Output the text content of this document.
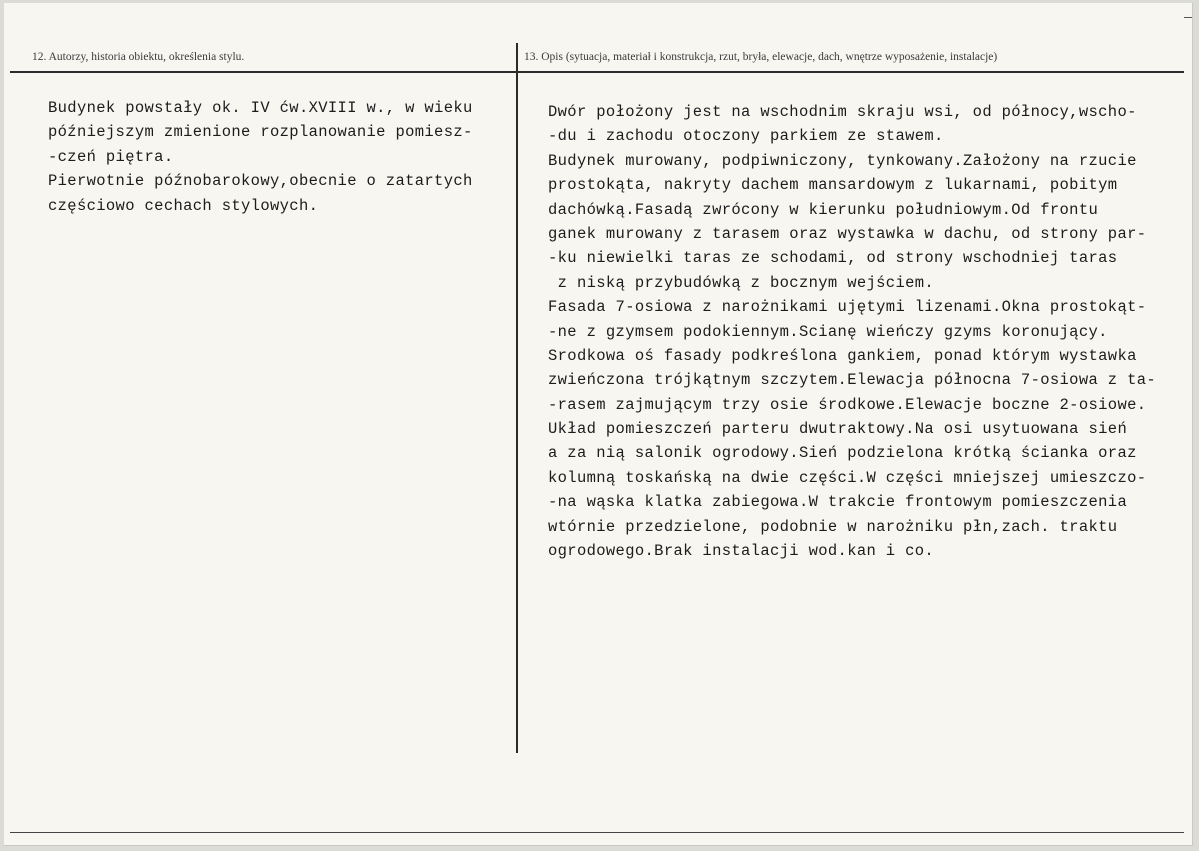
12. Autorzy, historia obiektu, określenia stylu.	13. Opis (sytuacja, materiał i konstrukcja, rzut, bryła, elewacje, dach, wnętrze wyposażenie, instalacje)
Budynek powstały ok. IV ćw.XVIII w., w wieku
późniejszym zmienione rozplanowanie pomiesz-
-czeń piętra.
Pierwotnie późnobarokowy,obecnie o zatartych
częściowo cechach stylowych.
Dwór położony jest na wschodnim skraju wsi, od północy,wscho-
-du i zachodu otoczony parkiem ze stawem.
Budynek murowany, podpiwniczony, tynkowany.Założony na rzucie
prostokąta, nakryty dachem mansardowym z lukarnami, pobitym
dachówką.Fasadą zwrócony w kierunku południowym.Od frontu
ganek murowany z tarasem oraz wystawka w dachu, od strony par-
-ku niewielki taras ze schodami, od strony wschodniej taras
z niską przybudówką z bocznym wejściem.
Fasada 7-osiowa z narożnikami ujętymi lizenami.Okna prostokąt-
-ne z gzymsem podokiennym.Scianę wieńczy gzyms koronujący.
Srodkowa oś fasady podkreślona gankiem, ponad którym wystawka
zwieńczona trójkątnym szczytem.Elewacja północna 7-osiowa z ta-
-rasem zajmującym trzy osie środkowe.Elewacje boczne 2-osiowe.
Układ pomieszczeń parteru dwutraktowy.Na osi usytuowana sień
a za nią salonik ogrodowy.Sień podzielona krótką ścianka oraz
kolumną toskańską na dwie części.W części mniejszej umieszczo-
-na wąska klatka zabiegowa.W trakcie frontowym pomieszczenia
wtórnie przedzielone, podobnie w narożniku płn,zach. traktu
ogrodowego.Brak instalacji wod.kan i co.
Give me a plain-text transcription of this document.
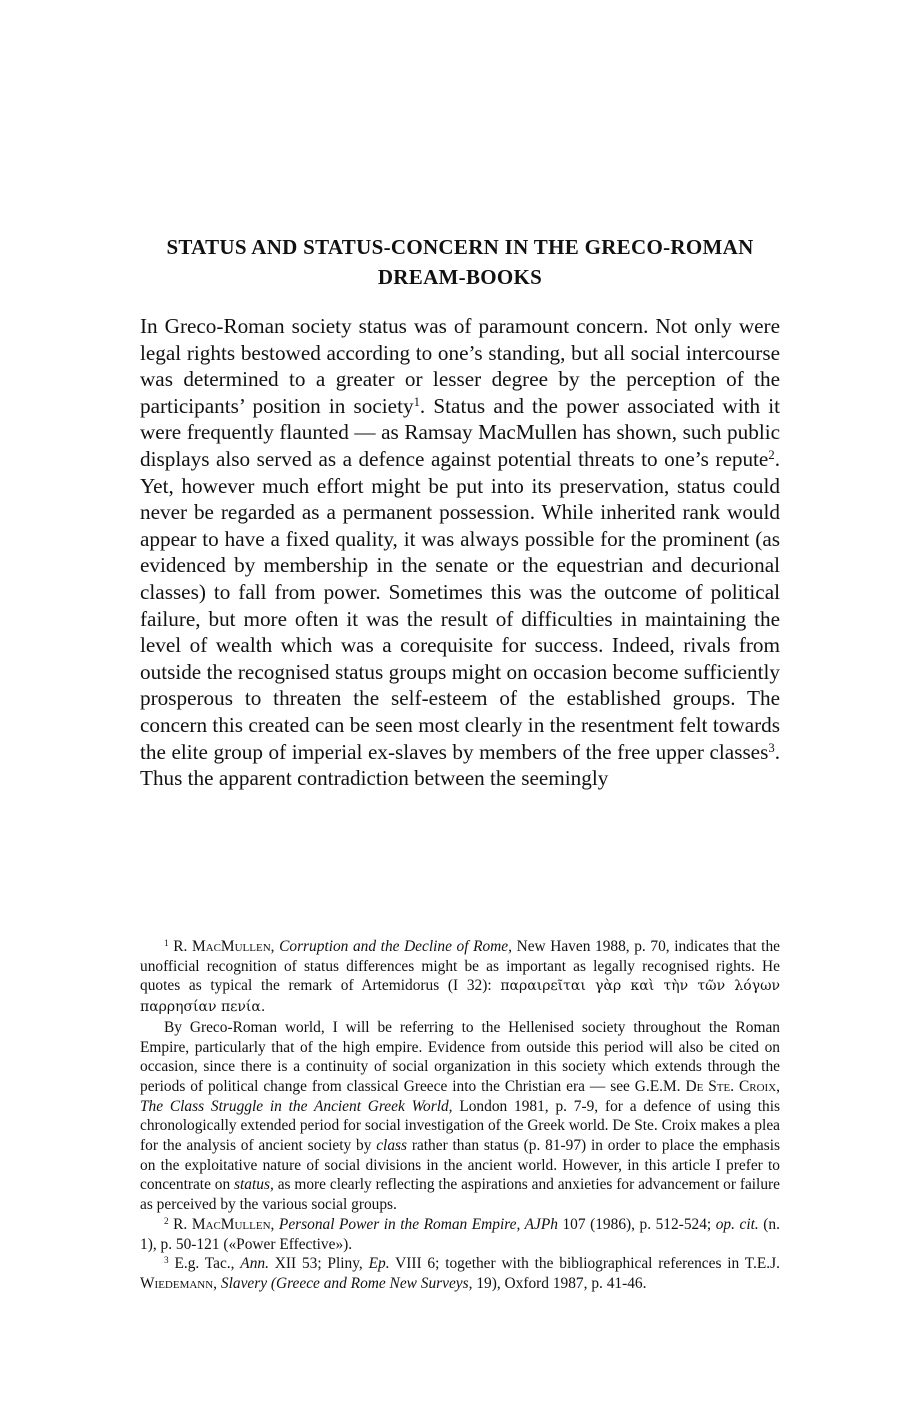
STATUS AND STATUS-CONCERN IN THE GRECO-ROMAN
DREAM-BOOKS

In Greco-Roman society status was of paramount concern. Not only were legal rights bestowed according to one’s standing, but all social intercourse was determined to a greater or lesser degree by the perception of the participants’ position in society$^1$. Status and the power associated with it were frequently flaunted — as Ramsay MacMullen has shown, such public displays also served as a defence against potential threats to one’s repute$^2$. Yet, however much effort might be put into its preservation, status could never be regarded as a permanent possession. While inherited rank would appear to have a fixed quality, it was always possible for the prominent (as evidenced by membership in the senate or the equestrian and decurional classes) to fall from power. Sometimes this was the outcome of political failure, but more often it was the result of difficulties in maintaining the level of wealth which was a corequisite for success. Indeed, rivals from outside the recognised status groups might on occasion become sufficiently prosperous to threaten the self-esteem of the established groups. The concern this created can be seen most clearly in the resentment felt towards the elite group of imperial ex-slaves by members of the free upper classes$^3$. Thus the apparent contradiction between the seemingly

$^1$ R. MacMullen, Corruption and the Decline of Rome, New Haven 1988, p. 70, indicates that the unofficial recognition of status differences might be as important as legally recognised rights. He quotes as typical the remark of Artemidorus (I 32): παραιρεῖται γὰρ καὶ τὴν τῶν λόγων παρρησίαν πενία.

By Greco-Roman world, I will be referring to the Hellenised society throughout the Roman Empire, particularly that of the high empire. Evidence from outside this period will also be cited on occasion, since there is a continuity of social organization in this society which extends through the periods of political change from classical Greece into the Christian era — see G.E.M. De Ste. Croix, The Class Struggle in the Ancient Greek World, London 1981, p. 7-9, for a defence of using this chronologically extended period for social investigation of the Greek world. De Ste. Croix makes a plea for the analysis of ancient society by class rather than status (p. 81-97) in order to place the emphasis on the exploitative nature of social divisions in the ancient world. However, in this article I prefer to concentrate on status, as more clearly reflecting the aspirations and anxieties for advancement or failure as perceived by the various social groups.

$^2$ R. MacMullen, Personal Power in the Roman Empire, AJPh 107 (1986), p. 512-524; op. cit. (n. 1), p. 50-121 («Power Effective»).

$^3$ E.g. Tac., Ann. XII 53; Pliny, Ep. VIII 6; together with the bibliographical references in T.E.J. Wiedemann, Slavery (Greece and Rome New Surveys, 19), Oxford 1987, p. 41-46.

SHORT EXERCISE
Using the data above, copy each line that contains "political".

FULL RESPONSE
In Greco-Roman society status was of paramount concern. Not only were legal rights bestowed according to one’s standing, but all social intercourse was determined to a greater or lesser degree by the perception of the participants’ position in society$^1$. Status and the power associated with it were frequently flaunted — as Ramsay MacMullen has shown, such public displays also served as a defence against potential threats to one’s repute$^2$. Yet, however much effort might be put into its preservation, status could never be regarded as a permanent possession. While inherited rank would appear to have a fixed quality, it was always possible for the prominent (as evidenced by membership in the senate or the equestrian and decurional classes) to fall from power. Sometimes this was the outcome of political failure, but more often it was the result of difficulties in maintaining the level of wealth which was a corequisite for success. Indeed, rivals from outside the recognised status groups might on occasion become sufficiently prosperous to threaten the self-esteem of the established groups. The concern this created can be seen most clearly in the resentment felt towards the elite group of imperial ex-slaves by members of the free upper classes$^3$. Thus the apparent contradiction between the seemingly
By Greco-Roman world, I will be referring to the Hellenised society throughout the Roman Empire, particularly that of the high empire. Evidence from outside this period will also be cited on occasion, since there is a continuity of social organization in this society which extends through the periods of political change from classical Greece into the Christian era — see G.E.M. De Ste. Croix, The Class Struggle in the Ancient Greek World, London 1981, p. 7-9, for a defence of using this chronologically extended period for social investigation of the Greek world. De Ste. Croix makes a plea for the analysis of ancient society by class rather than status (p. 81-97) in order to place the emphasis on the exploitative nature of social divisions in the ancient world. However, in this article I prefer to concentrate on status, as more clearly reflecting the aspirations and anxieties for advancement or failure as perceived by the various social groups.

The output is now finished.